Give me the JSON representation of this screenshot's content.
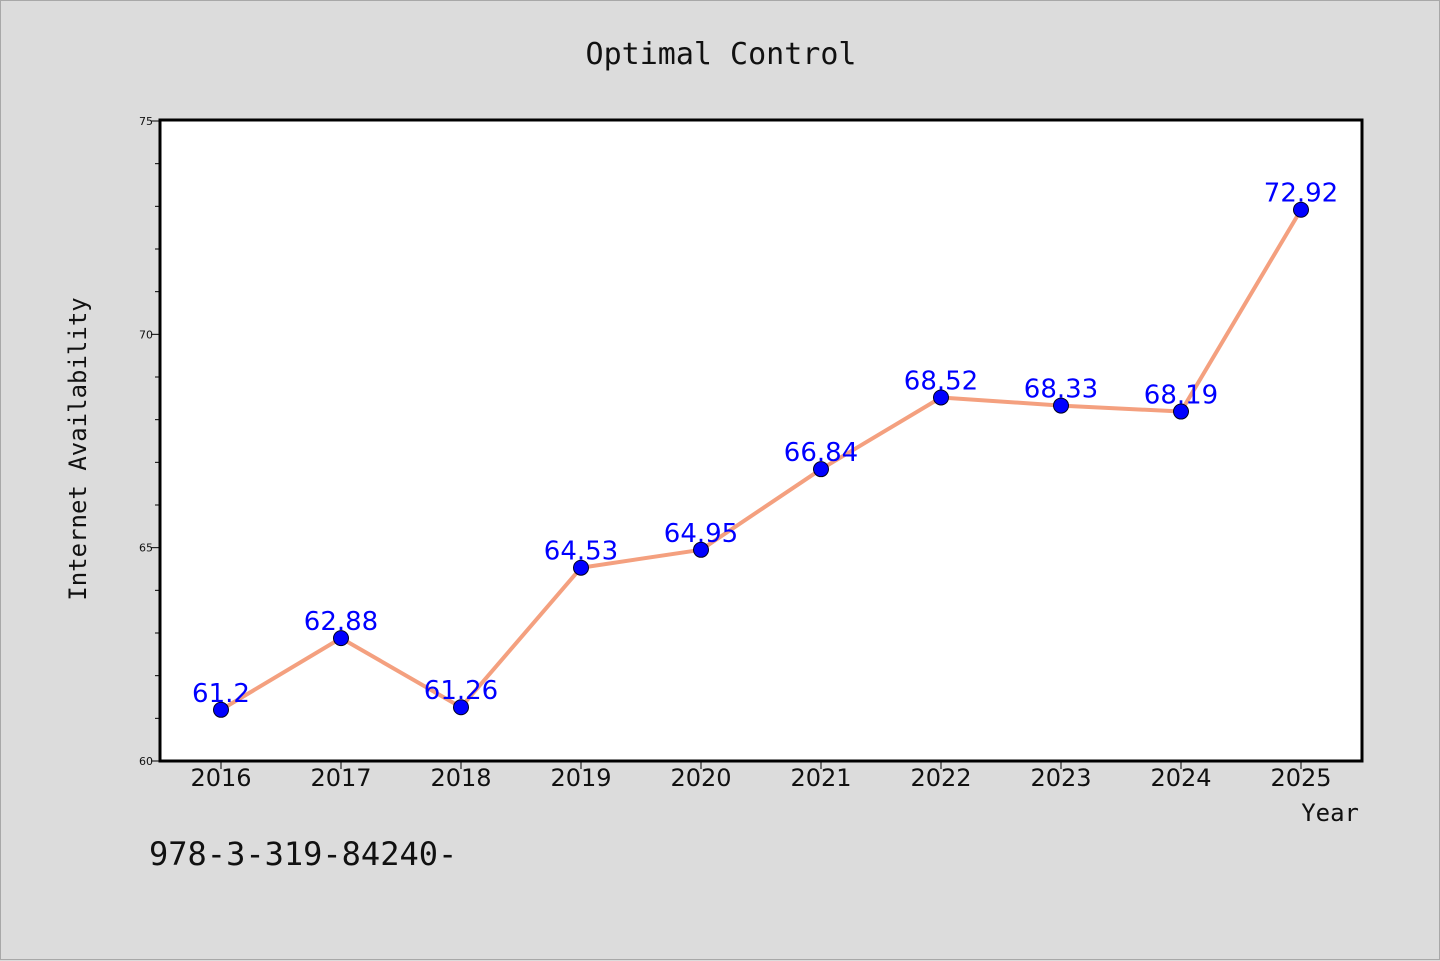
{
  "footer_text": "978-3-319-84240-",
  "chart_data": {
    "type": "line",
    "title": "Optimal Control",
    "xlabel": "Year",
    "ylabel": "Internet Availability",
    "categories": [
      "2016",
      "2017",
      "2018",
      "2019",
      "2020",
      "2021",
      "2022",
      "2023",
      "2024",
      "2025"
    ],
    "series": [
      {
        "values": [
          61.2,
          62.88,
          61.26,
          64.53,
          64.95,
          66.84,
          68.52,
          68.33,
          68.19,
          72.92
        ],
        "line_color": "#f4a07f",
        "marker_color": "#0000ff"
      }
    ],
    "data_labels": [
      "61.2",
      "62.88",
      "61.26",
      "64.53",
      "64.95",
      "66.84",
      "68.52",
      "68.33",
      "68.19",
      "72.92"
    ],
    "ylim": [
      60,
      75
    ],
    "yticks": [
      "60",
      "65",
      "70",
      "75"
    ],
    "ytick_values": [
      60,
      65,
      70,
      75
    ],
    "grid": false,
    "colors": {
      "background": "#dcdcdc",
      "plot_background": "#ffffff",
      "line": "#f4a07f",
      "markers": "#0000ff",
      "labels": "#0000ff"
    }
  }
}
• • • • •
• **TASK**
From the listing above, print every entry precisely and drop the pictures.

• **REPLY TO THE EXERCISE**
Give me the JSON representation of this screenshot's content.
{
  "footer_text": "978-3-319-84240-",
  "chart_data": {
    "type": "line",
    "title": "Optimal Control",
    "xlabel": "Year",
    "ylabel": "Internet Availability",
    "categories": [
      "2016",
      "2017",
      "2018",
      "2019",
      "2020",
      "2021",
      "2022",
      "2023",
      "2024",
      "2025"
    ],
    "series": [
      {
        "values": [
          61.2,
          62.88,
          61.26,
          64.53,
          64.95,
          66.84,
          68.52,
          68.33,
          68.19,
          72.92
        ],
        "line_color": "#f4a07f",
        "marker_color": "#0000ff"
      }
    ],
    "data_labels": [
      "61.2",
      "62.88",
      "61.26",
      "64.53",
      "64.95",
      "66.84",
      "68.52",
      "68.33",
      "68.19",
      "72.92"
    ],
    "ylim": [
      60,
      75
    ],
    "yticks": [
      "60",
      "65",
      "70",
      "75"
    ],
    "ytick_values": [
      60,
      65,
      70,
      75
    ],
    "grid": false,
    "colors": {
      "background": "#dcdcdc",
      "plot_background": "#ffffff",
      "line": "#f4a07f",
      "markers": "#0000ff",
      "labels": "#0000ff"
    }
  }
}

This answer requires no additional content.